● Records to use:
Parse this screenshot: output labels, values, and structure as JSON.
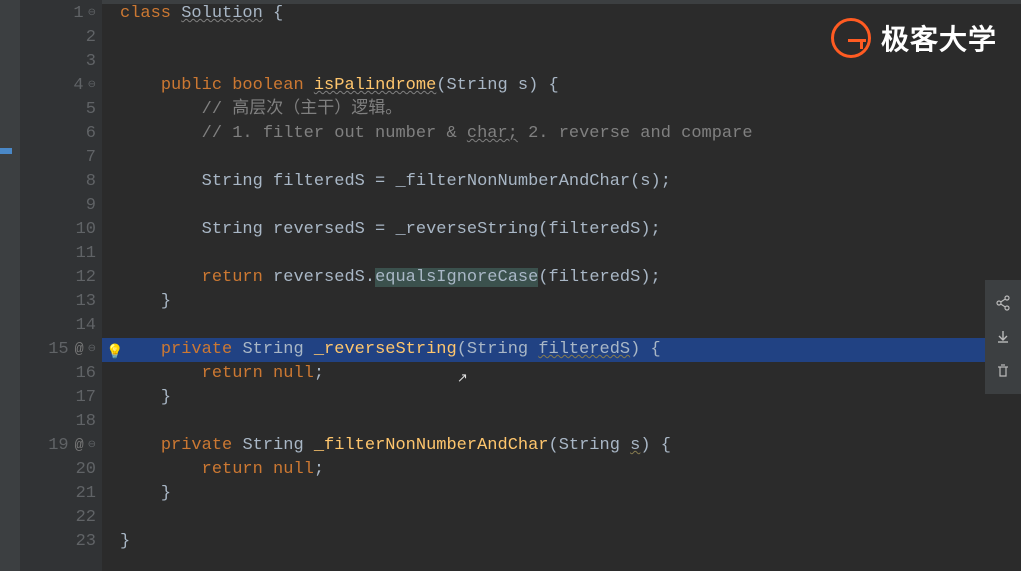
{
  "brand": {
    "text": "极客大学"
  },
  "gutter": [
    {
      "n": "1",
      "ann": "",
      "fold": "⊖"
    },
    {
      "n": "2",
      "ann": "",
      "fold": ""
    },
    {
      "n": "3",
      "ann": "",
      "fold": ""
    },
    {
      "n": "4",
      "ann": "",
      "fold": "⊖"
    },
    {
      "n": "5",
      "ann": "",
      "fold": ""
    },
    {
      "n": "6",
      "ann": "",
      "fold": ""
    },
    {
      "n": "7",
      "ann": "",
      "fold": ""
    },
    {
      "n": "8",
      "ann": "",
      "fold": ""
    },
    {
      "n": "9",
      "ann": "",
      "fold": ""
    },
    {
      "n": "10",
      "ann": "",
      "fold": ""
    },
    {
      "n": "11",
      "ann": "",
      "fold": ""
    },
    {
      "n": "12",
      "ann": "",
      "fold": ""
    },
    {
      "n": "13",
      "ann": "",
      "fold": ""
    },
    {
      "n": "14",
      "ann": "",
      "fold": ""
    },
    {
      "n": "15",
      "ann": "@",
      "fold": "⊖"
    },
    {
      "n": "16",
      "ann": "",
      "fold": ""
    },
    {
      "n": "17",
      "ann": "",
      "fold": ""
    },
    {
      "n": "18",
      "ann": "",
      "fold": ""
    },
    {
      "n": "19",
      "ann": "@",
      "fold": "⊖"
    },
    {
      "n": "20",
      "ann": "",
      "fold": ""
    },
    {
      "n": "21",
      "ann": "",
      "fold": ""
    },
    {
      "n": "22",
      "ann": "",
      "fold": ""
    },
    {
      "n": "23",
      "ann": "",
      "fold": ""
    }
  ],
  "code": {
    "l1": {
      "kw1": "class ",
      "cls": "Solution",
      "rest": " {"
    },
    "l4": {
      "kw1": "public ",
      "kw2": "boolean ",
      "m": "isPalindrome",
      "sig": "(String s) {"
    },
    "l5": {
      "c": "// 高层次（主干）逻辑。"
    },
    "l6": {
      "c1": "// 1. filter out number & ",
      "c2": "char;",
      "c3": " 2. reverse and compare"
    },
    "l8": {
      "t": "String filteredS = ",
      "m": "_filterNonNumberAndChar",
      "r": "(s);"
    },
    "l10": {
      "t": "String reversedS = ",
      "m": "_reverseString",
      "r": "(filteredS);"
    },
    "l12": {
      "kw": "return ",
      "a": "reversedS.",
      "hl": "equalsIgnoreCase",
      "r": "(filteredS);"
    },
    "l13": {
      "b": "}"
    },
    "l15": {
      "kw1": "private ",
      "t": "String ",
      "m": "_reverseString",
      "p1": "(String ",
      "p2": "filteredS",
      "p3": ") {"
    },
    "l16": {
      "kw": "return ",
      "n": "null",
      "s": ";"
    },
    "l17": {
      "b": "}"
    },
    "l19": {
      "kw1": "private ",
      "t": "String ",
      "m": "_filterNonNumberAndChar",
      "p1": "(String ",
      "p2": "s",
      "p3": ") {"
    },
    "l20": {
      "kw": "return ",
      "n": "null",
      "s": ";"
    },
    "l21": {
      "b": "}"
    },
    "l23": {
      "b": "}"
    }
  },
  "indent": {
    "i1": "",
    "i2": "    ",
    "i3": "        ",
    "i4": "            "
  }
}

---

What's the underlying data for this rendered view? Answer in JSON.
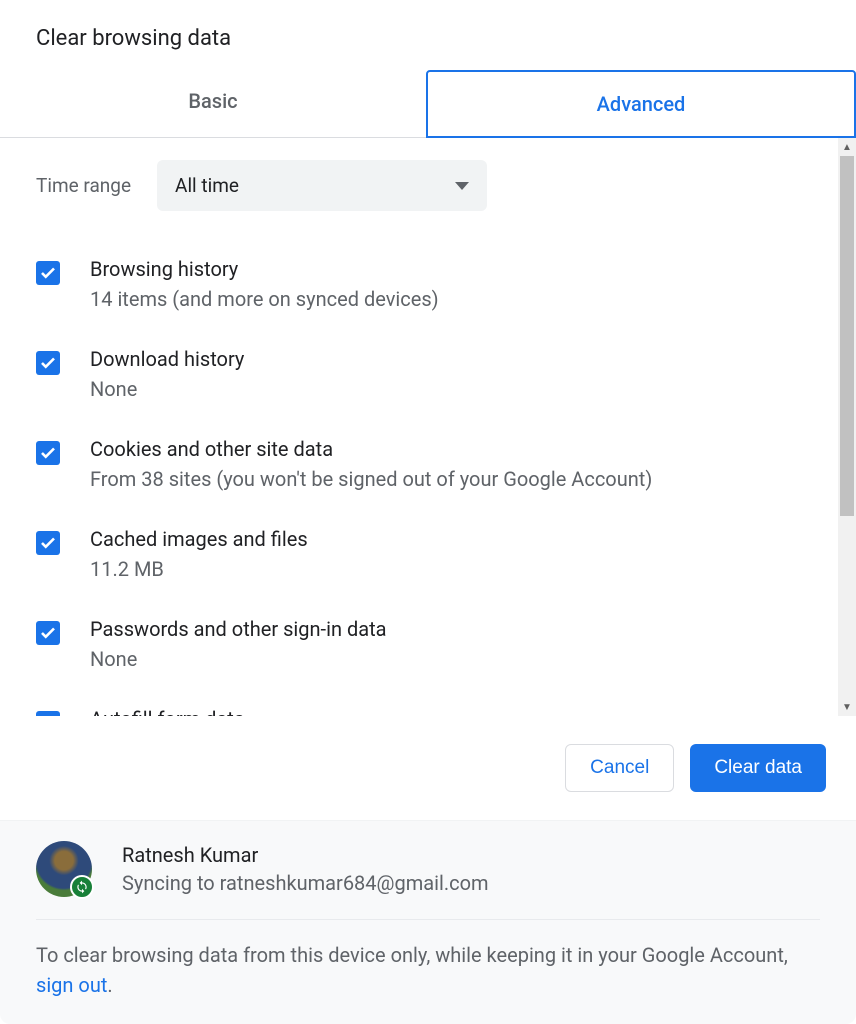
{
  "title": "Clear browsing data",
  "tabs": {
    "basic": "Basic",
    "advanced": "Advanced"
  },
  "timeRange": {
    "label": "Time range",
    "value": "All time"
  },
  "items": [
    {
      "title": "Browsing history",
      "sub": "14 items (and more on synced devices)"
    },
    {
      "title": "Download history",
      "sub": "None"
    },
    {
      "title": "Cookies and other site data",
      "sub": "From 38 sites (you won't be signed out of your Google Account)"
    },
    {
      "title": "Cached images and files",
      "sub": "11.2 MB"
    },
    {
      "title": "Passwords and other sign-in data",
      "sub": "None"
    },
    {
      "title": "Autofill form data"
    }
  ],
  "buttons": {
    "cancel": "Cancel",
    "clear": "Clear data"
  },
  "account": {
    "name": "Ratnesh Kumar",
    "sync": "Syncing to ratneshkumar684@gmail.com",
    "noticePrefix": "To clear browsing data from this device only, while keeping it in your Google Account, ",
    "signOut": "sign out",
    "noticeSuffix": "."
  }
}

● Objective: Copy each line of the listing in which the word "other" can be found.

● Solution:
      "title": "Cookies and other site data",
      "title": "Passwords and other sign-in data",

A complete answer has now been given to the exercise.